> **Dataset items**

┄┄┄┄┄┄┄┄┄┄┄┄┄┄┄┄┄┄┄┄

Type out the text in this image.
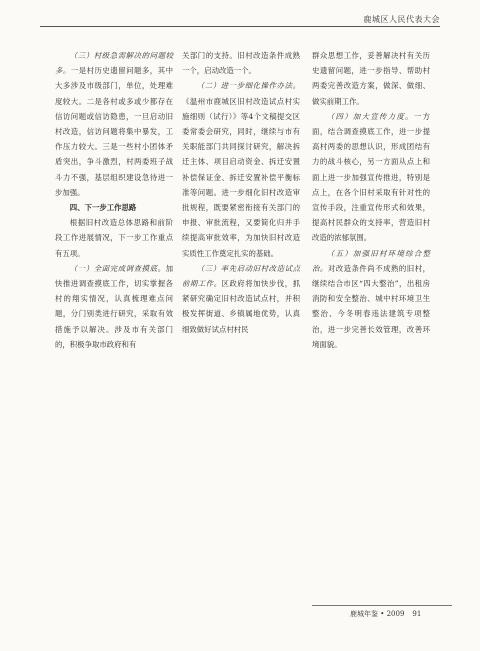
鹿城区人民代表大会

（三）村级急需解决的问题较多。一是村历史遗留问题多，其中大多涉及市级部门，单位，处理难度较大。二是各村或多或少都存在信访问题或信访隐患，一旦启动旧村改造，信访问题将集中暴发，工作压力较大。三是一些村小团体矛盾突出，争斗激烈，村两委班子战斗力不强，基层组织建设急待进一步加强。

四、下一步工作思路

根据旧村改造总体思路和前阶段工作进展情况，下一步工作重点有五项。

（一）全面完成调查摸底。加快推进调查摸底工作，切实掌握各村的翔实情况，认真梳理难点问题，分门别类进行研究，采取有效措施予以解决。涉及市有关部门的，积极争取市政府和有

关部门的支持。旧村改造条件成熟一个，启动改造一个。

（二）进一步细化操作办法。《温州市鹿城区旧村改造试点村实施细则（试行）》等4个文稿提交区委常委会研究，同时，继续与市有关职能部门共同探讨研究，解决拆迁主体、项目启动资金、拆迁安置补偿保证金、拆迁安置补偿平衡标准等问题。进一步细化旧村改造审批规程，既要紧密衔接有关部门的申报、审批流程，又要简化归并手续提高审批效率，为加快旧村改造实质性工作奠定扎实的基础。

（三）率先启动旧村改造试点前期工作。区政府将加快步伐，抓紧研究确定旧村改造试点村，并积极发挥街道、乡镇属地优势，认真细致做好试点村村民

群众思想工作，妥善解决村有关历史遗留问题，进一步指导、帮助村两委完善改造方案，做深、做细、做实前期工作。

（四）加大宣传力度。一方面，结合调查摸底工作，进一步提高村两委的思想认识，形成团结有力的战斗核心，另一方面从点上和面上进一步加强宣传推进，特别是点上，在各个旧村采取有针对性的宣传手段，注重宣传形式和效果，提高村民群众的支持率，营造旧村改造的浓郁氛围。

（五）加强旧村环境综合整治。对改造条件尚不成熟的旧村，继续结合市区“四大整治”，出租房消防和安全整治、城中村环境卫生整治、今冬明春违法建筑专项整治，进一步完善长效管理，改善环境面貌。

鹿城年鉴 • 2009 91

┄┄┄┄┄┄┄┄┄┄┄┄┄┄┄┄┄┄┄┄

> **Given problem**
Return all of the entries word for word, but omit the pictures.

> **Task answer**
Type out the text in this image.
鹿城区人民代表大会

（三）村级急需解决的问题较多。一是村历史遗留问题多，其中大多涉及市级部门，单位，处理难度较大。二是各村或多或少都存在信访问题或信访隐患，一旦启动旧村改造，信访问题将集中暴发，工作压力较大。三是一些村小团体矛盾突出，争斗激烈，村两委班子战斗力不强，基层组织建设急待进一步加强。

四、下一步工作思路

根据旧村改造总体思路和前阶段工作进展情况，下一步工作重点有五项。

（一）全面完成调查摸底。加快推进调查摸底工作，切实掌握各村的翔实情况，认真梳理难点问题，分门别类进行研究，采取有效措施予以解决。涉及市有关部门的，积极争取市政府和有

关部门的支持。旧村改造条件成熟一个，启动改造一个。

（二）进一步细化操作办法。《温州市鹿城区旧村改造试点村实施细则（试行）》等4个文稿提交区委常委会研究，同时，继续与市有关职能部门共同探讨研究，解决拆迁主体、项目启动资金、拆迁安置补偿保证金、拆迁安置补偿平衡标准等问题。进一步细化旧村改造审批规程，既要紧密衔接有关部门的申报、审批流程，又要简化归并手续提高审批效率，为加快旧村改造实质性工作奠定扎实的基础。

（三）率先启动旧村改造试点前期工作。区政府将加快步伐，抓紧研究确定旧村改造试点村，并积极发挥街道、乡镇属地优势，认真细致做好试点村村民

群众思想工作，妥善解决村有关历史遗留问题，进一步指导、帮助村两委完善改造方案，做深、做细、做实前期工作。

（四）加大宣传力度。一方面，结合调查摸底工作，进一步提高村两委的思想认识，形成团结有力的战斗核心，另一方面从点上和面上进一步加强宣传推进，特别是点上，在各个旧村采取有针对性的宣传手段，注重宣传形式和效果，提高村民群众的支持率，营造旧村改造的浓郁氛围。

（五）加强旧村环境综合整治。对改造条件尚不成熟的旧村，继续结合市区“四大整治”，出租房消防和安全整治、城中村环境卫生整治、今冬明春违法建筑专项整治，进一步完善长效管理，改善环境面貌。

鹿城年鉴 • 2009 91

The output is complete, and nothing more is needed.